Your objective
Exactly as written, quote every line that follows, skipping the images.

Dataset extract
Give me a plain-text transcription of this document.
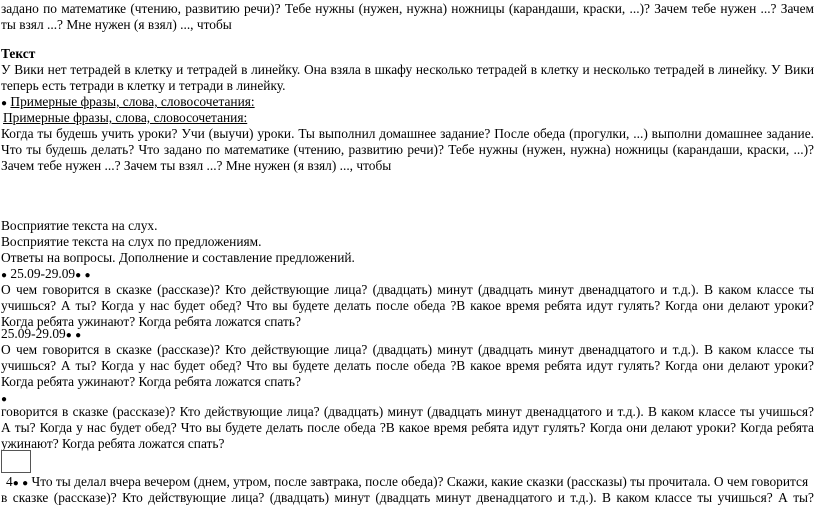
задано по математике (чтению, развитию речи)? Тебе нужны (нужен, нужна) ножницы (карандаши, краски, ...)? Зачем тебе нужен ...? Зачем
ты взял ...? Мне нужен (я взял) ..., чтобы
Текст
У Вики нет тетрадей в клетку и тетрадей в линейку. Она взяла в шкафу несколько тетрадей в клетку и несколько тетрадей в линейку. У Вики
теперь есть тетради в клетку и тетради в линейку.
● Примерные фразы, слова, словосочетания:
Примерные фразы, слова, словосочетания:
Когда ты будешь учить уроки? Учи (выучи) уроки. Ты выполнил домашнее задание? После обеда (прогулки, ...) выполни домашнее задание.
Что ты будешь делать? Что задано по математике (чтению, развитию речи)? Тебе нужны (нужен, нужна) ножницы (карандаши, краски, ...)?
Зачем тебе нужен ...? Зачем ты взял ...? Мне нужен (я взял) ..., чтобы
Восприятие текста на слух.
Восприятие текста на слух по предложениям.
Ответы на вопросы. Дополнение и составление предложений.
● 25.09-29.09● ●
О чем говорится в сказке (рассказе)? Кто действующие лица? (двадцать) минут (двадцать минут двенадцатого и т.д.). В каком классе ты
учишься? А ты? Когда у нас будет обед? Что вы будете делать после обеда ?В какое время ребята идут гулять? Когда они делают уроки?
Когда ребята ужинают? Когда ребята ложатся спать?
25.09-29.09● ●
О чем говорится в сказке (рассказе)? Кто действующие лица? (двадцать) минут (двадцать минут двенадцатого и т.д.). В каком классе ты
учишься? А ты? Когда у нас будет обед? Что вы будете делать после обеда ?В какое время ребята идут гулять? Когда они делают уроки?
Когда ребята ужинают? Когда ребята ложатся спать?
●
говорится в сказке (рассказе)? Кто действующие лица? (двадцать) минут (двадцать минут двенадцатого и т.д.). В каком классе ты учишься?
А ты? Когда у нас будет обед? Что вы будете делать после обеда ?В какое время ребята идут гулять? Когда они делают уроки? Когда ребята
ужинают? Когда ребята ложатся спать?
4● ● Что ты делал вчера вечером (днем, утром, после завтрака, после обеда)? Скажи, какие сказки (рассказы) ты прочитала. О чем говорится
в сказке (рассказе)? Кто действующие лица? (двадцать) минут (двадцать минут двенадцатого и т.д.). В каком классе ты учишься? А ты?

The reply
Give me a plain-text transcription of this document.
задано по математике (чтению, развитию речи)? Тебе нужны (нужен, нужна) ножницы (карандаши, краски, ...)? Зачем тебе нужен ...? Зачем
ты взял ...? Мне нужен (я взял) ..., чтобы
Текст
У Вики нет тетрадей в клетку и тетрадей в линейку. Она взяла в шкафу несколько тетрадей в клетку и несколько тетрадей в линейку. У Вики
теперь есть тетради в клетку и тетради в линейку.
● Примерные фразы, слова, словосочетания:
Примерные фразы, слова, словосочетания:
Когда ты будешь учить уроки? Учи (выучи) уроки. Ты выполнил домашнее задание? После обеда (прогулки, ...) выполни домашнее задание.
Что ты будешь делать? Что задано по математике (чтению, развитию речи)? Тебе нужны (нужен, нужна) ножницы (карандаши, краски, ...)?
Зачем тебе нужен ...? Зачем ты взял ...? Мне нужен (я взял) ..., чтобы
Восприятие текста на слух.
Восприятие текста на слух по предложениям.
Ответы на вопросы. Дополнение и составление предложений.
● 25.09-29.09● ●
О чем говорится в сказке (рассказе)? Кто действующие лица? (двадцать) минут (двадцать минут двенадцатого и т.д.). В каком классе ты
учишься? А ты? Когда у нас будет обед? Что вы будете делать после обеда ?В какое время ребята идут гулять? Когда они делают уроки?
Когда ребята ужинают? Когда ребята ложатся спать?
25.09-29.09● ●
О чем говорится в сказке (рассказе)? Кто действующие лица? (двадцать) минут (двадцать минут двенадцатого и т.д.). В каком классе ты
учишься? А ты? Когда у нас будет обед? Что вы будете делать после обеда ?В какое время ребята идут гулять? Когда они делают уроки?
Когда ребята ужинают? Когда ребята ложатся спать?
●
говорится в сказке (рассказе)? Кто действующие лица? (двадцать) минут (двадцать минут двенадцатого и т.д.). В каком классе ты учишься?
А ты? Когда у нас будет обед? Что вы будете делать после обеда ?В какое время ребята идут гулять? Когда они делают уроки? Когда ребята
ужинают? Когда ребята ложатся спать?
4● ● Что ты делал вчера вечером (днем, утром, после завтрака, после обеда)? Скажи, какие сказки (рассказы) ты прочитала. О чем говорится
в сказке (рассказе)? Кто действующие лица? (двадцать) минут (двадцать минут двенадцатого и т.д.). В каком классе ты учишься? А ты?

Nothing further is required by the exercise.